Rows:
################

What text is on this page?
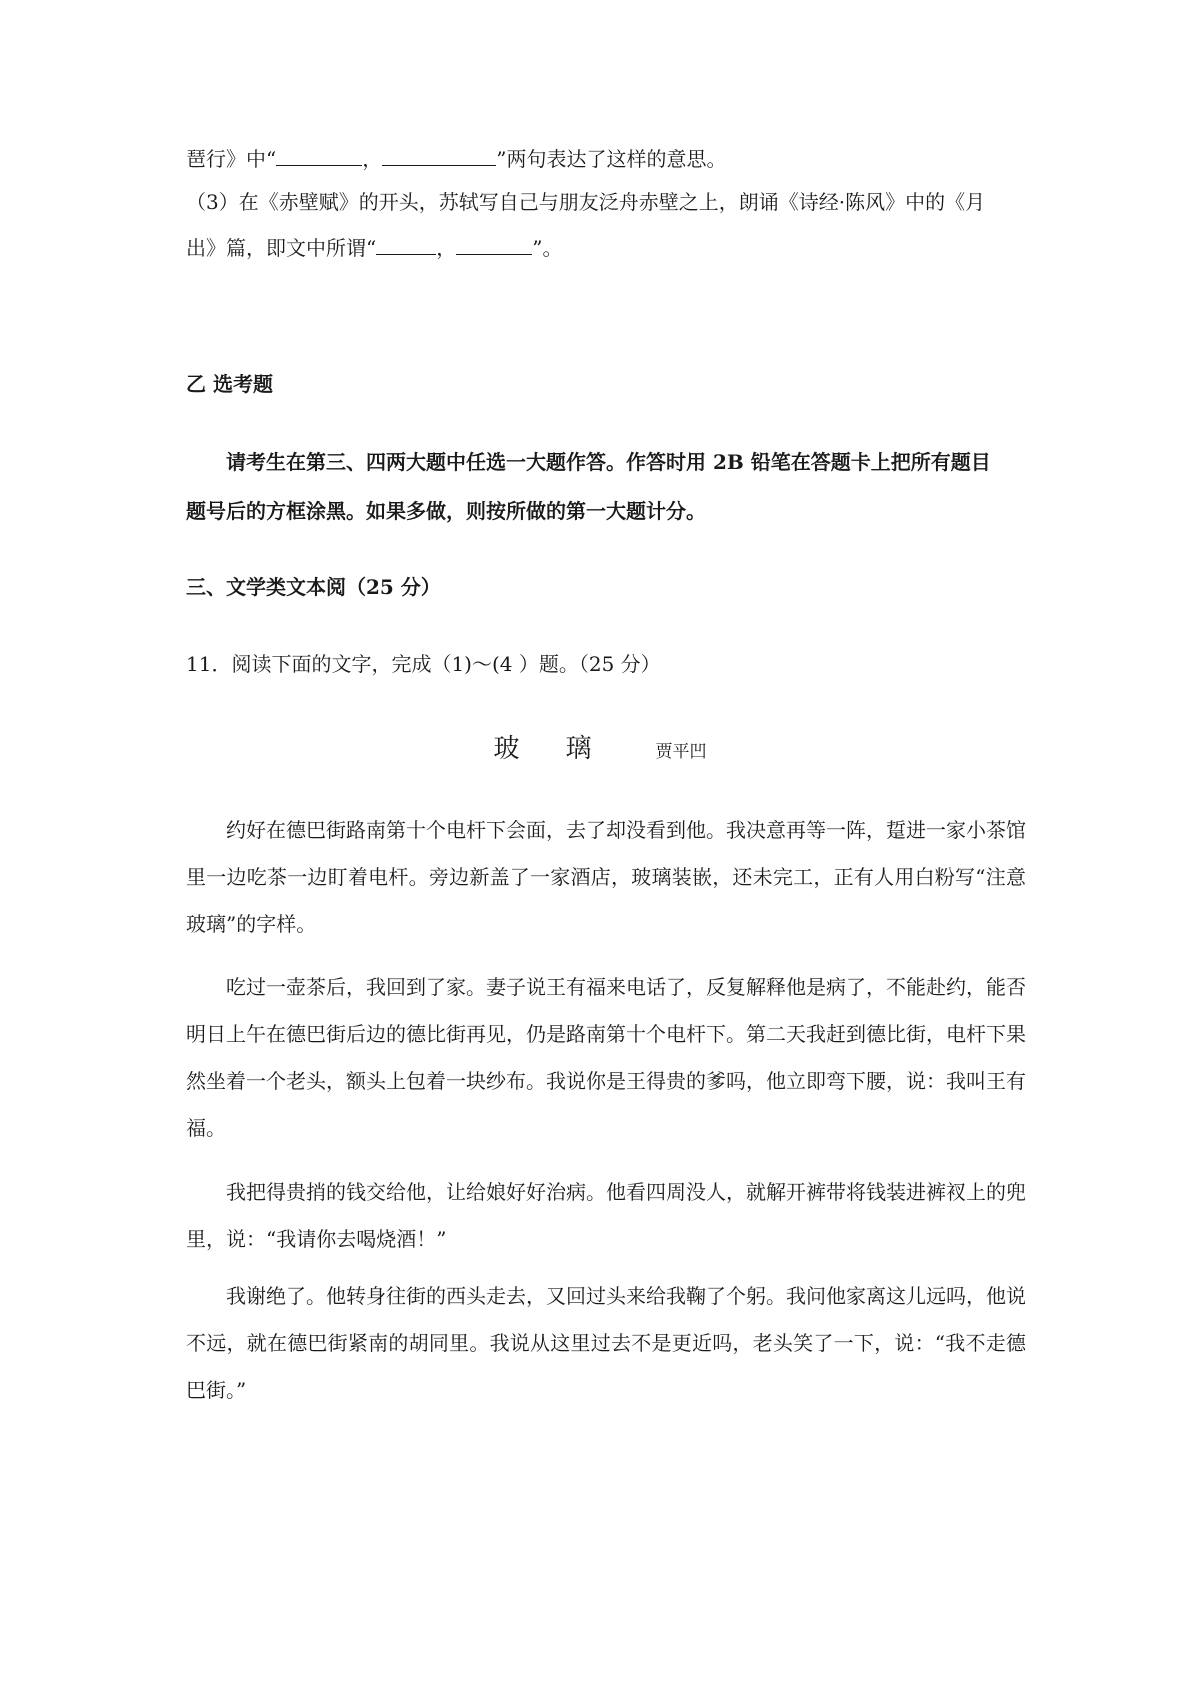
琶行》中“	，	”两句表达了这样的意思。
（3）在《赤壁赋》的开头，苏轼写自己与朋友泛舟赤壁之上，朗诵《诗经·陈风》中的《月
出》篇，即文中所谓“	，	”。
乙 选考题
请考生在第三、四两大题中任选一大题作答。作答时用 2B 铅笔在答题卡上把所有题目
题号后的方框涂黑。如果多做，则按所做的第一大题计分。
三、文学类文本阅（25 分）
11．阅读下面的文字，完成（1)～(4 ）题。（25 分）
玻璃 贾平凹
约好在德巴街路南第十个电杆下会面，去了却没看到他。我决意再等一阵，踅进一家小茶馆里一边吃茶一边盯着电杆。旁边新盖了一家酒店，玻璃装嵌，还未完工，正有人用白粉写“注意玻璃”的字样。
吃过一壶茶后，我回到了家。妻子说王有福来电话了，反复解释他是病了，不能赴约，能否明日上午在德巴街后边的德比街再见，仍是路南第十个电杆下。第二天我赶到德比街，电杆下果然坐着一个老头，额头上包着一块纱布。我说你是王得贵的爹吗，他立即弯下腰，说：我叫王有福。
我把得贵捎的钱交给他，让给娘好好治病。他看四周没人，就解开裤带将钱装进裤衩上的兜里，说：“我请你去喝烧酒！”
我谢绝了。他转身往街的西头走去，又回过头来给我鞠了个躬。我问他家离这儿远吗，他说不远，就在德巴街紧南的胡同里。我说从这里过去不是更近吗，老头笑了一下，说：“我不走德巴街。”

################

Task:
Output the entries above exactly. Drop the pictures.

Task output:
What text is on this page?
琶行》中“	，	”两句表达了这样的意思。
（3）在《赤壁赋》的开头，苏轼写自己与朋友泛舟赤壁之上，朗诵《诗经·陈风》中的《月
出》篇，即文中所谓“	，	”。
乙 选考题
请考生在第三、四两大题中任选一大题作答。作答时用 2B 铅笔在答题卡上把所有题目
题号后的方框涂黑。如果多做，则按所做的第一大题计分。
三、文学类文本阅（25 分）
11．阅读下面的文字，完成（1)～(4 ）题。（25 分）
玻璃 贾平凹
约好在德巴街路南第十个电杆下会面，去了却没看到他。我决意再等一阵，踅进一家小茶馆里一边吃茶一边盯着电杆。旁边新盖了一家酒店，玻璃装嵌，还未完工，正有人用白粉写“注意玻璃”的字样。
吃过一壶茶后，我回到了家。妻子说王有福来电话了，反复解释他是病了，不能赴约，能否明日上午在德巴街后边的德比街再见，仍是路南第十个电杆下。第二天我赶到德比街，电杆下果然坐着一个老头，额头上包着一块纱布。我说你是王得贵的爹吗，他立即弯下腰，说：我叫王有福。
我把得贵捎的钱交给他，让给娘好好治病。他看四周没人，就解开裤带将钱装进裤衩上的兜里，说：“我请你去喝烧酒！”
我谢绝了。他转身往街的西头走去，又回过头来给我鞠了个躬。我问他家离这儿远吗，他说不远，就在德巴街紧南的胡同里。我说从这里过去不是更近吗，老头笑了一下，说：“我不走德巴街。”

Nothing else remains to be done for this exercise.